Task details
Using the records below, locate all lines containing "JSON" and return them.

··· Provided data ···

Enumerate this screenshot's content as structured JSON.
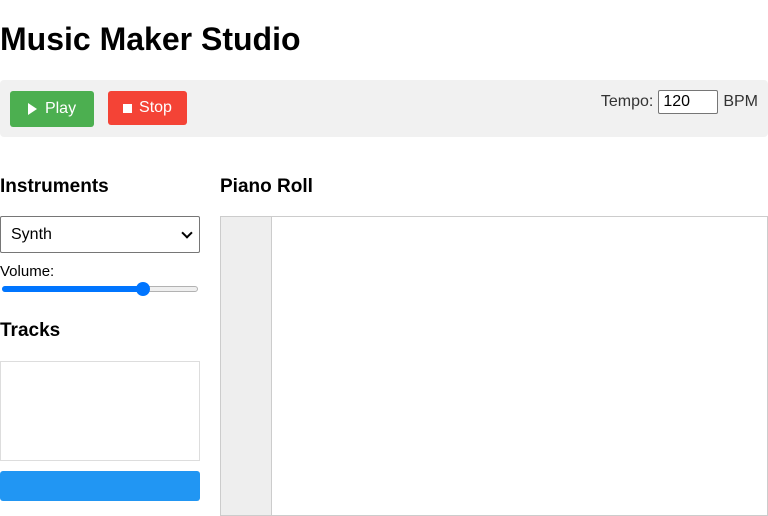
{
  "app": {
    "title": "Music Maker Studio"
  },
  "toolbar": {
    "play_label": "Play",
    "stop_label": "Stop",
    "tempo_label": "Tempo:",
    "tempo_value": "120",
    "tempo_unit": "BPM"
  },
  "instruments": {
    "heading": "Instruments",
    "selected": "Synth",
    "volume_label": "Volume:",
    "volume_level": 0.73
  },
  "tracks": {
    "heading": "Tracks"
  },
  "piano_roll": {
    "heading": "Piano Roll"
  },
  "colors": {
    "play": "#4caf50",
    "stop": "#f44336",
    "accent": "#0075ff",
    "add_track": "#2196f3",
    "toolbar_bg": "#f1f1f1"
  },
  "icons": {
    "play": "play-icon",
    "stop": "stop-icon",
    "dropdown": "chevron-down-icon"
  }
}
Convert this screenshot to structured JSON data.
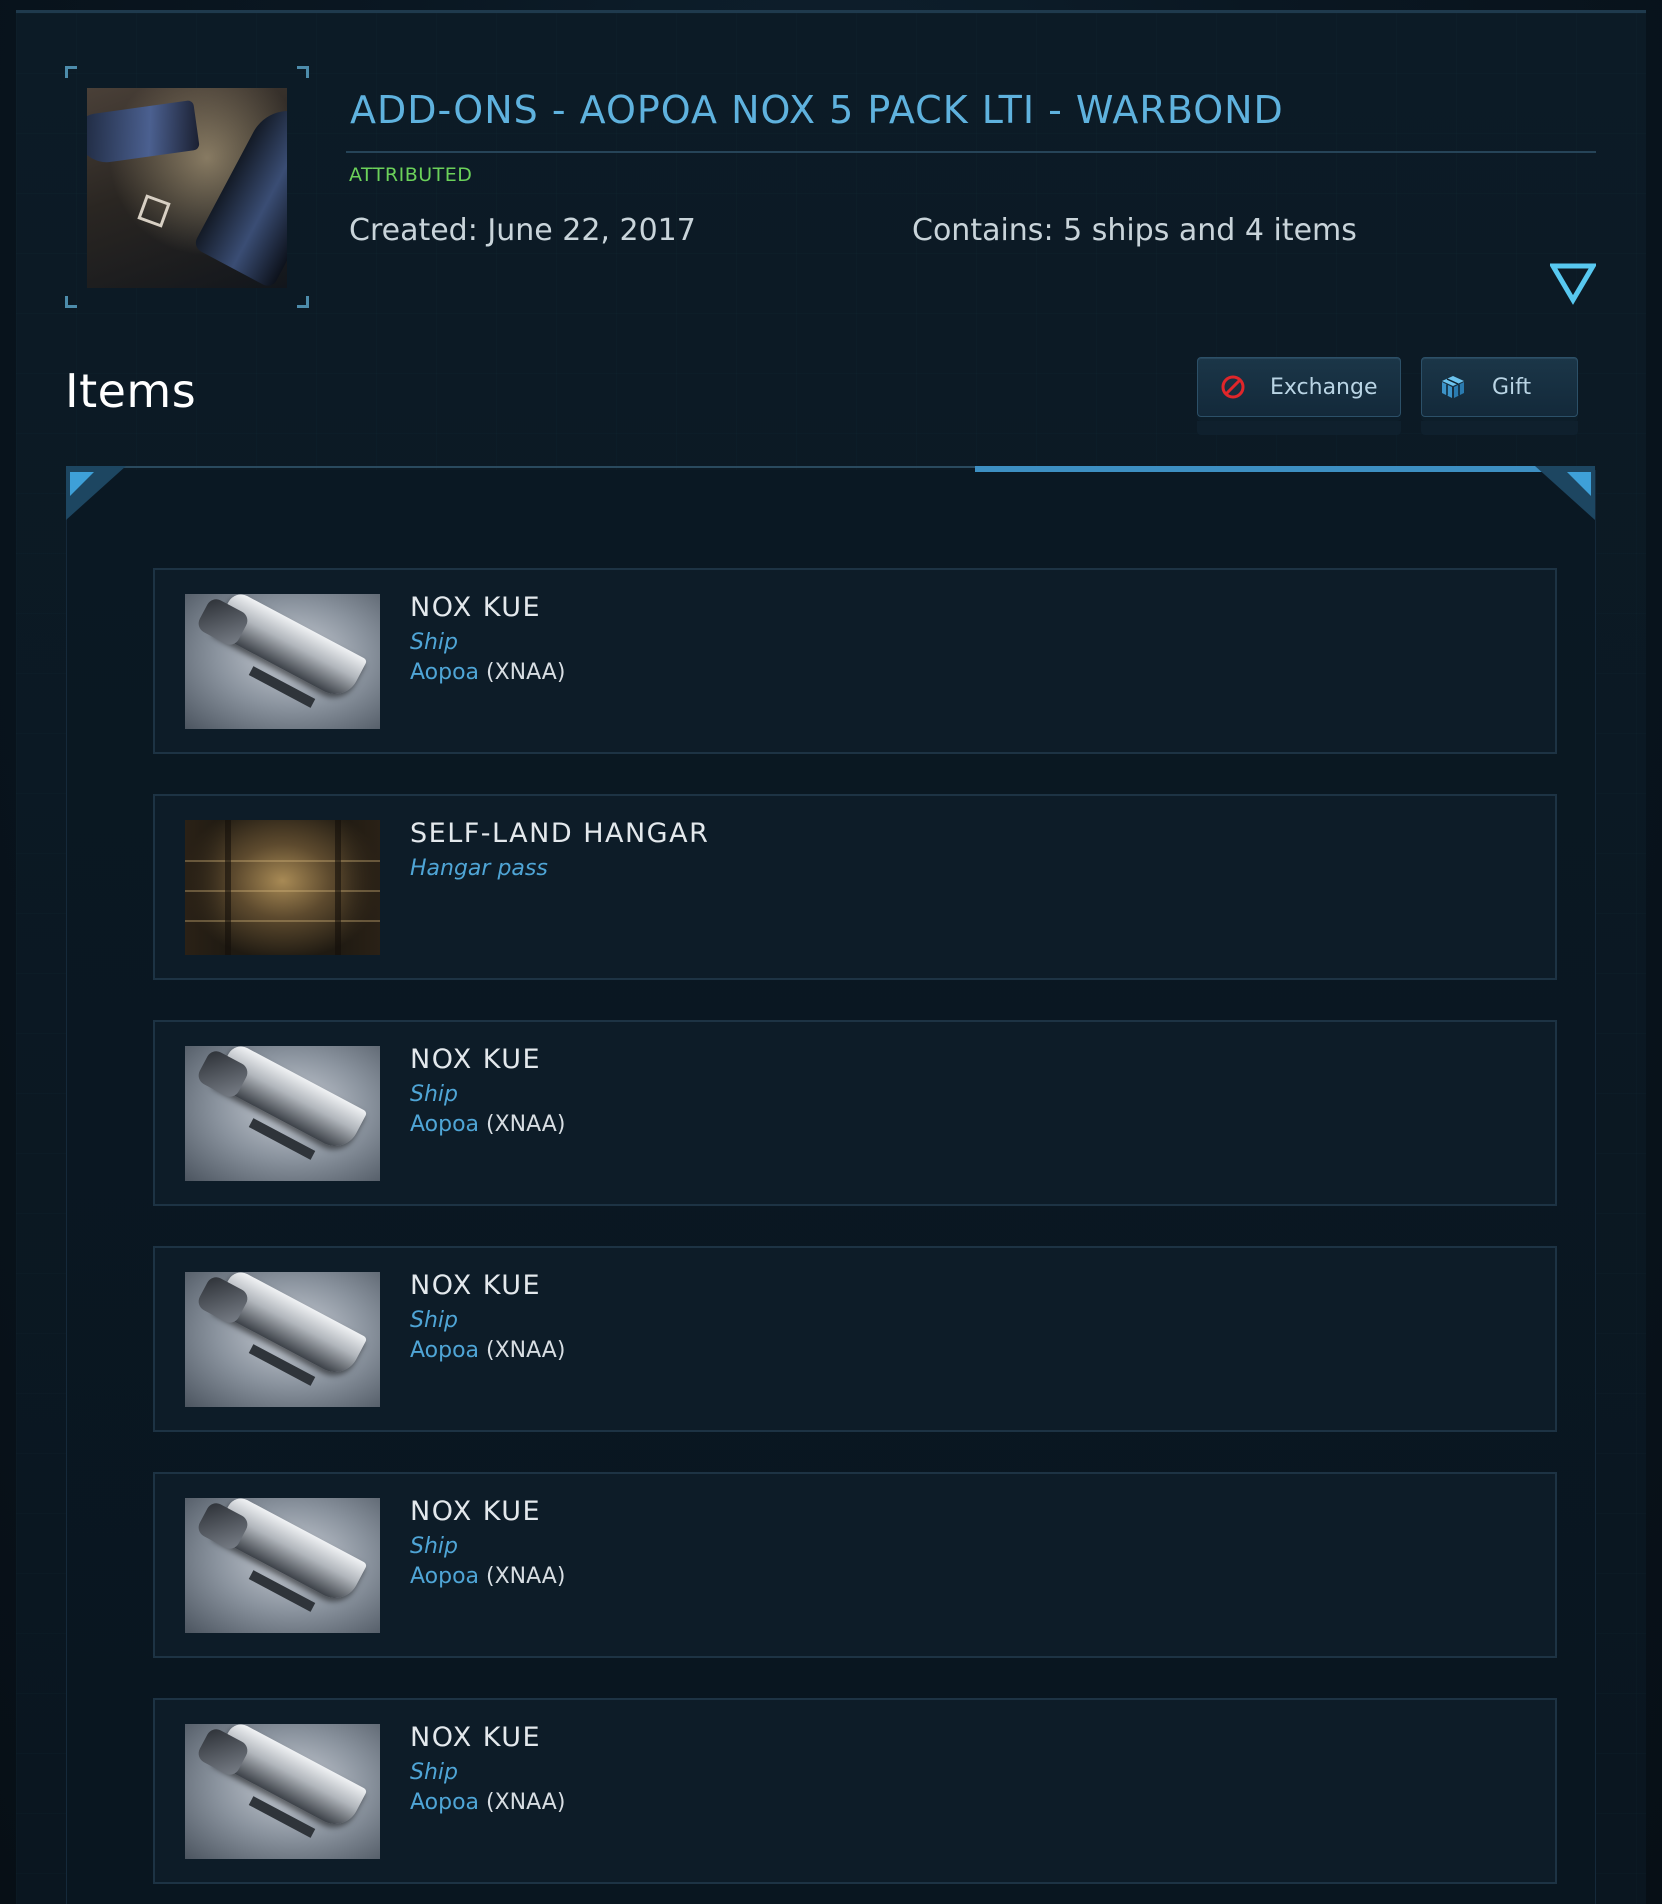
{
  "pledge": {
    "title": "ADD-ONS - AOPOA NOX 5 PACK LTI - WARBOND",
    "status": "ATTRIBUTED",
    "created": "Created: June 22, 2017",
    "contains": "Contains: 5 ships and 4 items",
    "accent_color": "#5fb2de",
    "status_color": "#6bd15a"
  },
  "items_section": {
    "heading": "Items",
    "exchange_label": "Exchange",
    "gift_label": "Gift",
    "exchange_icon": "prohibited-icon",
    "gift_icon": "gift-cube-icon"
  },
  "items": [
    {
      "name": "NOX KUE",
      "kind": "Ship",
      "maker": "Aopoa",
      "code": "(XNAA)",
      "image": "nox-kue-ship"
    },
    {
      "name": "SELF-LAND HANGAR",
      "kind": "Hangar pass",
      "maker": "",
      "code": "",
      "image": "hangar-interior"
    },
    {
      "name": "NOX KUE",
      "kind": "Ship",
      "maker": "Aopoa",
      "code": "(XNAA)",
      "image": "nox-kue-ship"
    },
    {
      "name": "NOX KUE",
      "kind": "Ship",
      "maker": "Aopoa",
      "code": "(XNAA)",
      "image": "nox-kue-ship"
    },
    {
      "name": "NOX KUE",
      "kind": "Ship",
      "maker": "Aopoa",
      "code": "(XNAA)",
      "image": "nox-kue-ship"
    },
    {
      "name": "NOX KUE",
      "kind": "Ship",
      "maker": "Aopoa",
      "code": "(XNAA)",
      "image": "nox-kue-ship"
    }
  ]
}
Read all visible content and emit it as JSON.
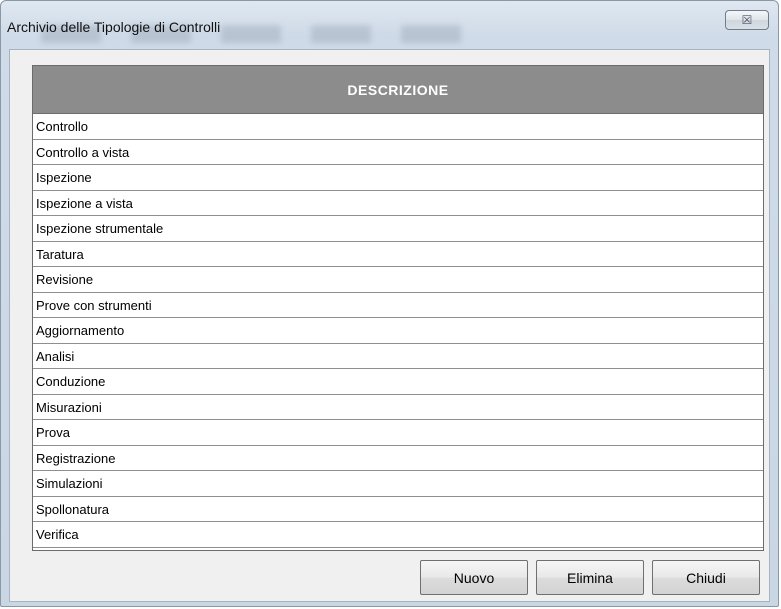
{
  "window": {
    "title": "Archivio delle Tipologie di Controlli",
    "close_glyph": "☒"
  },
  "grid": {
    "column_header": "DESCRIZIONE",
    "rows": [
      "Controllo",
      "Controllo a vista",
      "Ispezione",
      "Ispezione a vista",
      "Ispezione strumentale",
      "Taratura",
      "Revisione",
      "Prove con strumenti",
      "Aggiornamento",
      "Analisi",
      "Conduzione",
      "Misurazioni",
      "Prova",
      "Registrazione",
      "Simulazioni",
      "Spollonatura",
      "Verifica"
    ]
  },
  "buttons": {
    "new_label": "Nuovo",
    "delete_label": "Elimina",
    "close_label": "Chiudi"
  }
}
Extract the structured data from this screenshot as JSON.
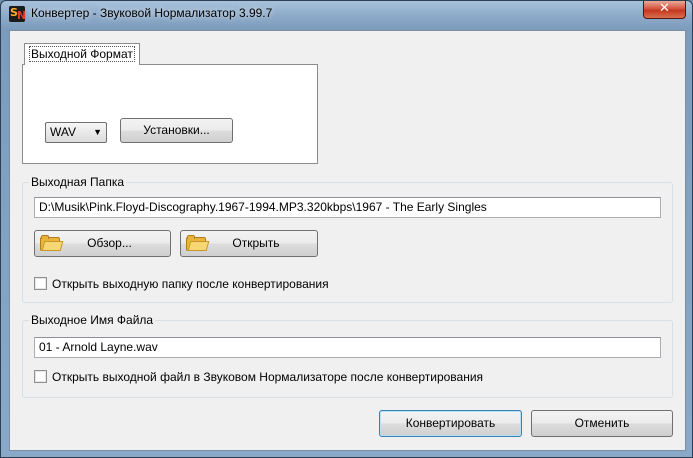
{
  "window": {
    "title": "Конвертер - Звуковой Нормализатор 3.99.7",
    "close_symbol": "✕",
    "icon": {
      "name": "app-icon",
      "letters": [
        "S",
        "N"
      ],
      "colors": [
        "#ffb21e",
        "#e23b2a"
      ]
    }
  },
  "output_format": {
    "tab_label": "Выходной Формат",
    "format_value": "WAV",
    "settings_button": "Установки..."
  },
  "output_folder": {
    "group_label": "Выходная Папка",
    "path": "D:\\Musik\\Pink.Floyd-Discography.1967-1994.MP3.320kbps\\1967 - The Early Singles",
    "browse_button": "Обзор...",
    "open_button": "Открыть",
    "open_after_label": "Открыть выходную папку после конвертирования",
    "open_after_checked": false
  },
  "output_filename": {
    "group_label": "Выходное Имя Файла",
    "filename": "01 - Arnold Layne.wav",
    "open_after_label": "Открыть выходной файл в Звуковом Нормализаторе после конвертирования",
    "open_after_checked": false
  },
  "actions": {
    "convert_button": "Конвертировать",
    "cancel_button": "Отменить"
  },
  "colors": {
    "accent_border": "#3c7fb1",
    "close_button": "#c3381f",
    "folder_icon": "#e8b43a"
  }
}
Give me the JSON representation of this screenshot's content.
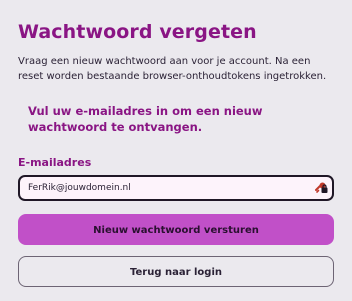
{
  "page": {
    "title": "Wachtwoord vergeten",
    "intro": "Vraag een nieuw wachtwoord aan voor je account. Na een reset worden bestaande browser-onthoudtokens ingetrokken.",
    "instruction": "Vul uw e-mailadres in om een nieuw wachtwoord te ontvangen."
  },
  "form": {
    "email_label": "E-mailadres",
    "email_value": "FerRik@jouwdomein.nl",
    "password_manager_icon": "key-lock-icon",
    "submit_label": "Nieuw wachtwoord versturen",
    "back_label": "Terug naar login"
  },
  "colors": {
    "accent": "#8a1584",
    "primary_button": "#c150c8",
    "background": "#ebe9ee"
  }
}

···

Complete response
Enumerate this screenshot's content as structured JSON.
Convert this screenshot to structured JSON data.
Read all visible content and emit it as JSON.
Extract the structured data from this screenshot as JSON.
Give me the JSON representation of this screenshot's content.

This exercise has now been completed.